| Exercise aim |
Look through the material below for "object". Copy every line that contains it.
--- Begin Dataset ---
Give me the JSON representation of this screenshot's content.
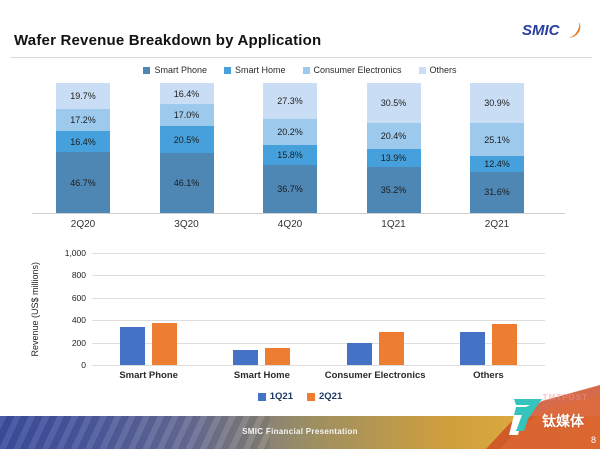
{
  "header": {
    "title": "Wafer Revenue Breakdown by Application",
    "logo_text": "SMIC"
  },
  "colors": {
    "smart_phone": "#4e86b4",
    "smart_home": "#45a0db",
    "consumer_electronics": "#9cc9ec",
    "others": "#c9def4",
    "bar_1q21": "#4472c4",
    "bar_2q21": "#ed7d31",
    "axis_line": "#cfcfcf",
    "gridline": "#dddddd",
    "footer_left": "#3e4f9e",
    "footer_right": "#e9b341",
    "logo_blue": "#2a3f9f",
    "logo_orange": "#e87722"
  },
  "chart_data": [
    {
      "type": "bar",
      "variant": "stacked-percent",
      "title": "",
      "categories": [
        "2Q20",
        "3Q20",
        "4Q20",
        "1Q21",
        "2Q21"
      ],
      "series": [
        {
          "name": "Smart Phone",
          "color": "#4e86b4",
          "values": [
            46.7,
            46.1,
            36.7,
            35.2,
            31.6
          ]
        },
        {
          "name": "Smart Home",
          "color": "#45a0db",
          "values": [
            16.4,
            20.5,
            15.8,
            13.9,
            12.4
          ]
        },
        {
          "name": "Consumer Electronics",
          "color": "#9cc9ec",
          "values": [
            17.2,
            17.0,
            20.2,
            20.4,
            25.1
          ]
        },
        {
          "name": "Others",
          "color": "#c9def4",
          "values": [
            19.7,
            16.4,
            27.3,
            30.5,
            30.9
          ]
        }
      ],
      "value_suffix": "%",
      "ylim": [
        0,
        100
      ],
      "legend_position": "top",
      "grid": false,
      "data_labels": true
    },
    {
      "type": "bar",
      "variant": "grouped",
      "title": "",
      "categories": [
        "Smart Phone",
        "Smart Home",
        "Consumer Electronics",
        "Others"
      ],
      "series": [
        {
          "name": "1Q21",
          "color": "#4472c4",
          "values": [
            340,
            135,
            195,
            295
          ]
        },
        {
          "name": "2Q21",
          "color": "#ed7d31",
          "values": [
            375,
            150,
            295,
            370
          ]
        }
      ],
      "xlabel": "",
      "ylabel": "Revenue (US$  millions)",
      "ylim": [
        0,
        1000
      ],
      "ytick_labels": [
        "1,000",
        "800",
        "600",
        "400",
        "200",
        "0"
      ],
      "legend_position": "bottom",
      "grid": true,
      "data_labels": false
    }
  ],
  "footer": {
    "text": "SMIC Financial Presentation",
    "page_number": "8"
  },
  "watermark": {
    "ghost_text": "TMTPOST",
    "brand_text": "钛媒体"
  }
}
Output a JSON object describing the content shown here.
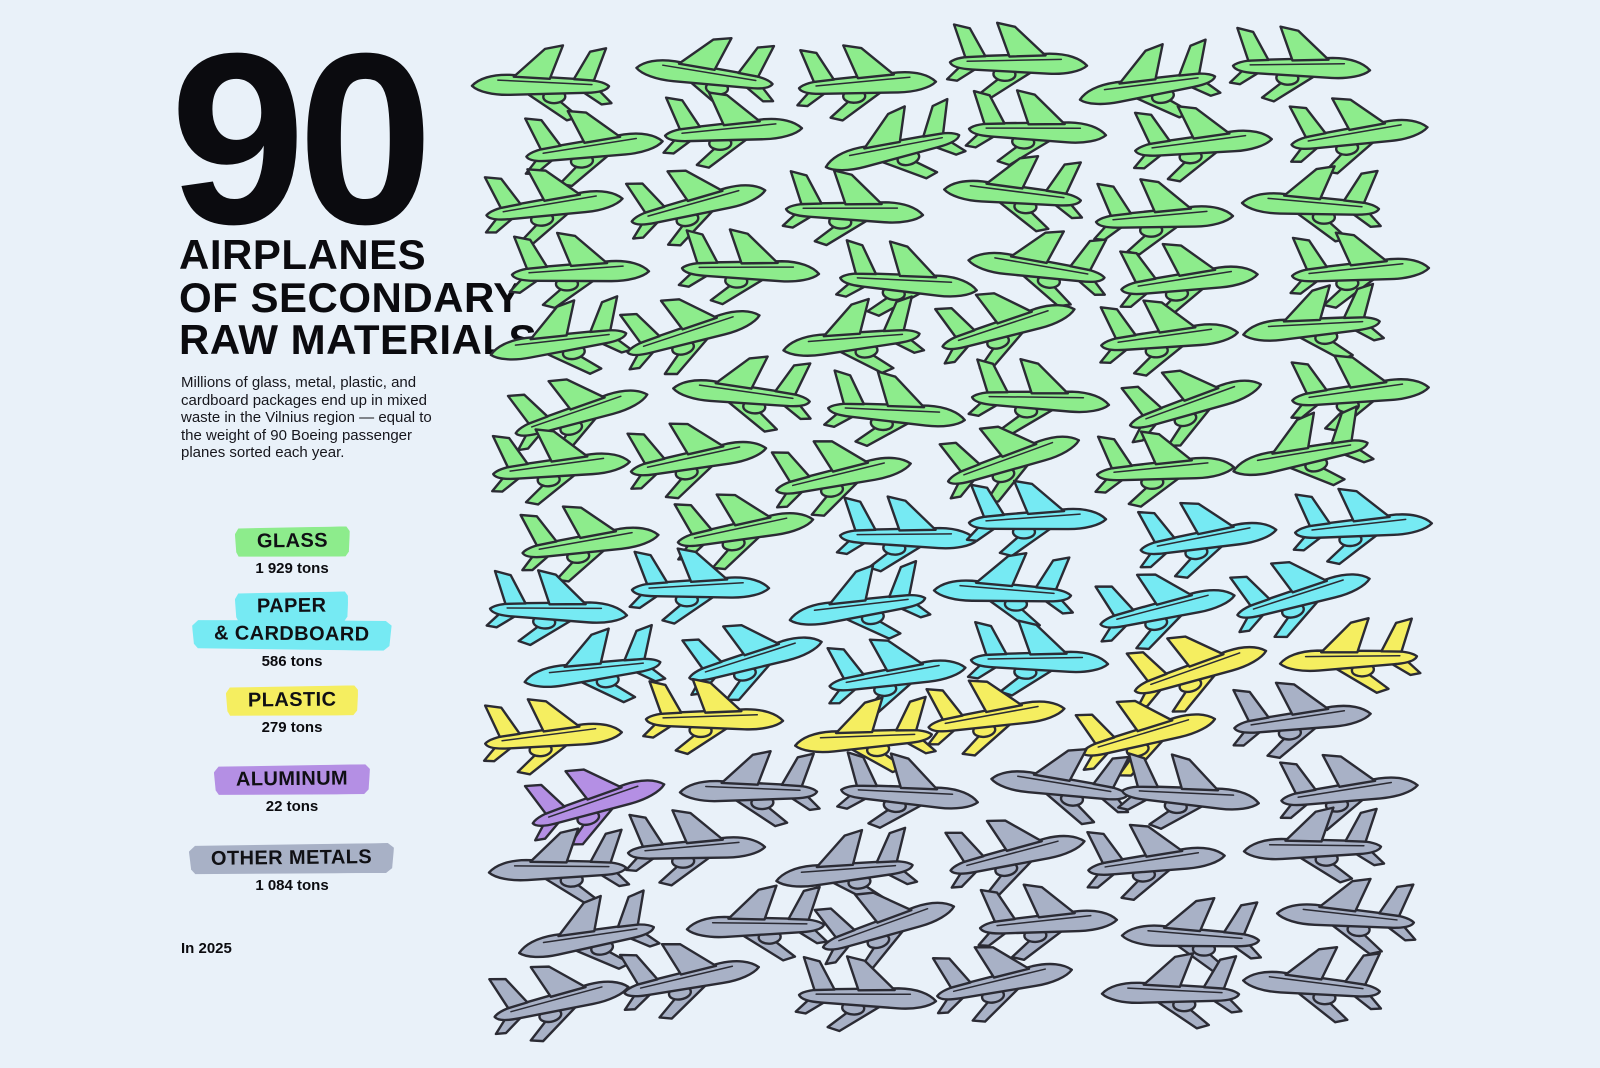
{
  "background_color": "#e9f1f9",
  "outline_color": "#2b2b34",
  "title": {
    "number": "90",
    "lines": "AIRPLANES\nOF SECONDARY\nRAW MATERIALS"
  },
  "description": "Millions of glass, metal, plastic, and cardboard packages end up in mixed waste in the Vilnius region — equal to the weight of 90 Boeing passenger planes sorted each year.",
  "footnote": "In 2025",
  "legend": [
    {
      "id": "glass",
      "lines": [
        "GLASS"
      ],
      "tons": "1 929 tons",
      "color": "#8dec8c"
    },
    {
      "id": "paper_cardboard",
      "lines": [
        "PAPER",
        "& CARDBOARD"
      ],
      "tons": "586 tons",
      "color": "#76eaf3"
    },
    {
      "id": "plastic",
      "lines": [
        "PLASTIC"
      ],
      "tons": "279 tons",
      "color": "#f5ee60"
    },
    {
      "id": "aluminum",
      "lines": [
        "ALUMINUM"
      ],
      "tons": "22 tons",
      "color": "#b48fe4"
    },
    {
      "id": "other_metals",
      "lines": [
        "OTHER METALS"
      ],
      "tons": "1 084 tons",
      "color": "#a8b1c6"
    }
  ],
  "chart_data": {
    "type": "pictogram",
    "title": "90 airplanes of secondary raw materials",
    "icon": "airplane",
    "total_icons": 90,
    "note": "In 2025",
    "categories": [
      "Glass",
      "Paper & cardboard",
      "Plastic",
      "Aluminum",
      "Other metals"
    ],
    "values_tons": [
      1929,
      586,
      279,
      22,
      1084
    ],
    "icon_counts": [
      44,
      14,
      7,
      1,
      24
    ],
    "colors": [
      "#8dec8c",
      "#76eaf3",
      "#f5ee60",
      "#b48fe4",
      "#a8b1c6"
    ],
    "legend_position": "left",
    "grid": {
      "rows": 15,
      "cols": 6,
      "fill_order": "row-major-left-to-right",
      "segments": [
        {
          "material": "glass",
          "count": 44
        },
        {
          "material": "paper_cardboard",
          "count": 14
        },
        {
          "material": "plastic",
          "count": 7
        },
        {
          "material": "other_metals",
          "count": 1
        },
        {
          "material": "aluminum",
          "count": 1
        },
        {
          "material": "other_metals",
          "count": 23
        }
      ]
    }
  }
}
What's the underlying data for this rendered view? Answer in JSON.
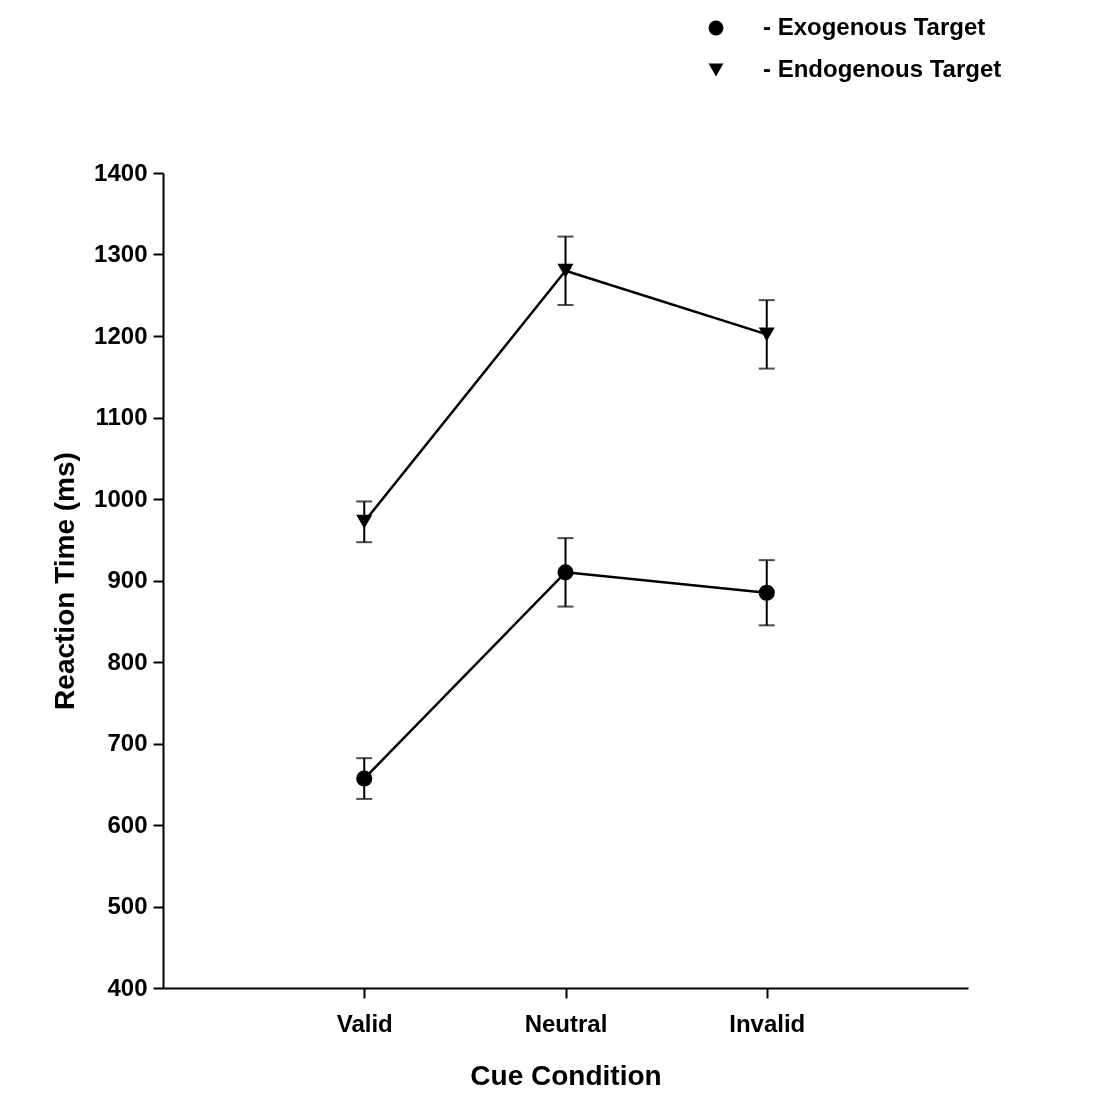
{
  "chart_data": {
    "type": "line",
    "xlabel": "Cue Condition",
    "ylabel": "Reaction Time (ms)",
    "categories": [
      "Valid",
      "Neutral",
      "Invalid"
    ],
    "series": [
      {
        "name": "- Exogenous Target",
        "color": "#000000",
        "marker": "circle",
        "values": [
          657,
          910,
          885
        ],
        "errors": [
          25,
          42,
          40
        ]
      },
      {
        "name": "- Endogenous Target",
        "color": "#000000",
        "marker": "triangle",
        "values": [
          972,
          1280,
          1202
        ],
        "errors": [
          25,
          42,
          42
        ]
      }
    ],
    "ylim": [
      400,
      1400
    ],
    "yticks": [
      400,
      500,
      600,
      700,
      800,
      900,
      {
        "value": 1000,
        "label": "1000"
      },
      {
        "value": 1100,
        "label": "1100"
      },
      {
        "value": 1200,
        "label": "1200"
      },
      {
        "value": 1300,
        "label": "1300"
      },
      {
        "value": 1400,
        "label": "1400"
      }
    ],
    "grid": false,
    "legend": "top right",
    "line_style": "solid"
  }
}
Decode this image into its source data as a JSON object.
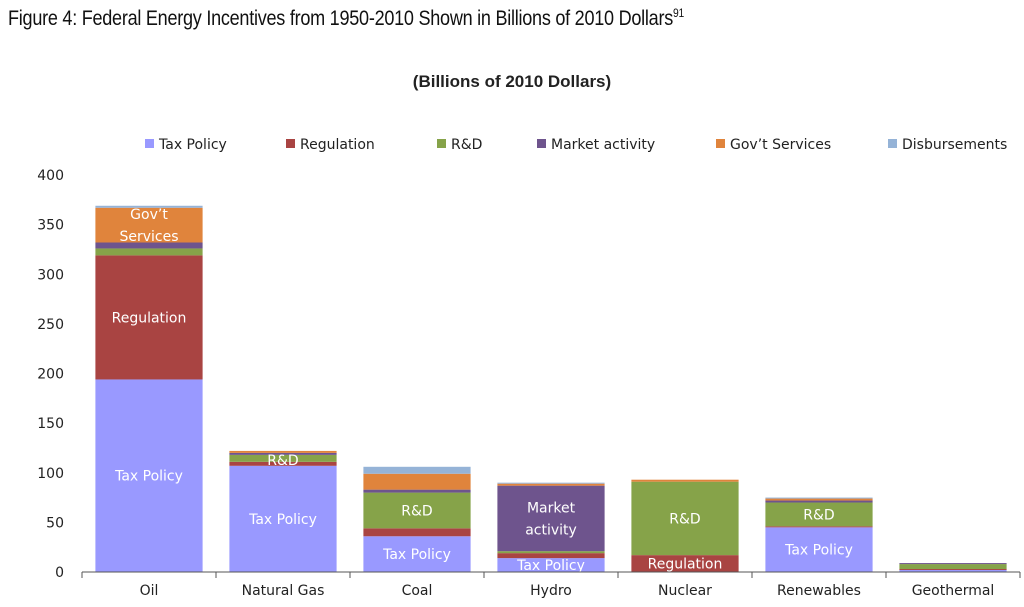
{
  "figure_title": "Figure 4: Federal Energy Incentives from 1950-2010 Shown in Billions of 2010 Dollars",
  "figure_footnote": "91",
  "chart_data": {
    "type": "bar",
    "stacked": true,
    "title": "(Billions of 2010 Dollars)",
    "xlabel": "",
    "ylabel": "",
    "ylim": [
      0,
      400
    ],
    "yticks": [
      0,
      50,
      100,
      150,
      200,
      250,
      300,
      350,
      400
    ],
    "grid": false,
    "legend_position": "top",
    "categories": [
      "Oil",
      "Natural Gas",
      "Coal",
      "Hydro",
      "Nuclear",
      "Renewables",
      "Geothermal"
    ],
    "series": [
      {
        "name": "Tax Policy",
        "color": "#9999ff",
        "values": [
          194,
          107,
          36,
          14,
          0,
          45,
          2
        ]
      },
      {
        "name": "Regulation",
        "color": "#a94442",
        "values": [
          125,
          4,
          8,
          5,
          17,
          1,
          1
        ]
      },
      {
        "name": "R&D",
        "color": "#86a349",
        "values": [
          7,
          7,
          36,
          2,
          74,
          24,
          5
        ]
      },
      {
        "name": "Market activity",
        "color": "#6e548d",
        "values": [
          6,
          2,
          3,
          66,
          0,
          2,
          1
        ]
      },
      {
        "name": "Gov't Services",
        "color": "#e0843c",
        "values": [
          35,
          2,
          16,
          2,
          2,
          2,
          0
        ]
      },
      {
        "name": "Disbursements",
        "color": "#95b3d7",
        "values": [
          2,
          0,
          7,
          1,
          0,
          1,
          0
        ]
      }
    ],
    "annotations": [
      {
        "category": "Oil",
        "series": "Gov't Services",
        "text": [
          "Gov’t",
          "Services"
        ]
      },
      {
        "category": "Oil",
        "series": "Regulation",
        "text": [
          "Regulation"
        ]
      },
      {
        "category": "Oil",
        "series": "Tax Policy",
        "text": [
          "Tax Policy"
        ]
      },
      {
        "category": "Natural Gas",
        "series": "R&D",
        "text": [
          "R&D"
        ]
      },
      {
        "category": "Natural Gas",
        "series": "Tax Policy",
        "text": [
          "Tax Policy"
        ]
      },
      {
        "category": "Coal",
        "series": "R&D",
        "text": [
          "R&D"
        ]
      },
      {
        "category": "Coal",
        "series": "Tax Policy",
        "text": [
          "Tax Policy"
        ]
      },
      {
        "category": "Hydro",
        "series": "Market activity",
        "text": [
          "Market",
          "activity"
        ]
      },
      {
        "category": "Hydro",
        "series": "Tax Policy",
        "text": [
          "Tax Policy"
        ]
      },
      {
        "category": "Nuclear",
        "series": "R&D",
        "text": [
          "R&D"
        ]
      },
      {
        "category": "Nuclear",
        "series": "Regulation",
        "text": [
          "Regulation"
        ]
      },
      {
        "category": "Renewables",
        "series": "R&D",
        "text": [
          "R&D"
        ]
      },
      {
        "category": "Renewables",
        "series": "Tax Policy",
        "text": [
          "Tax Policy"
        ]
      }
    ]
  }
}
--- End Dataset ---
| Problem solution |
Output a JSON object describing the content shown here.
Decode this image into its source data as a JSON object.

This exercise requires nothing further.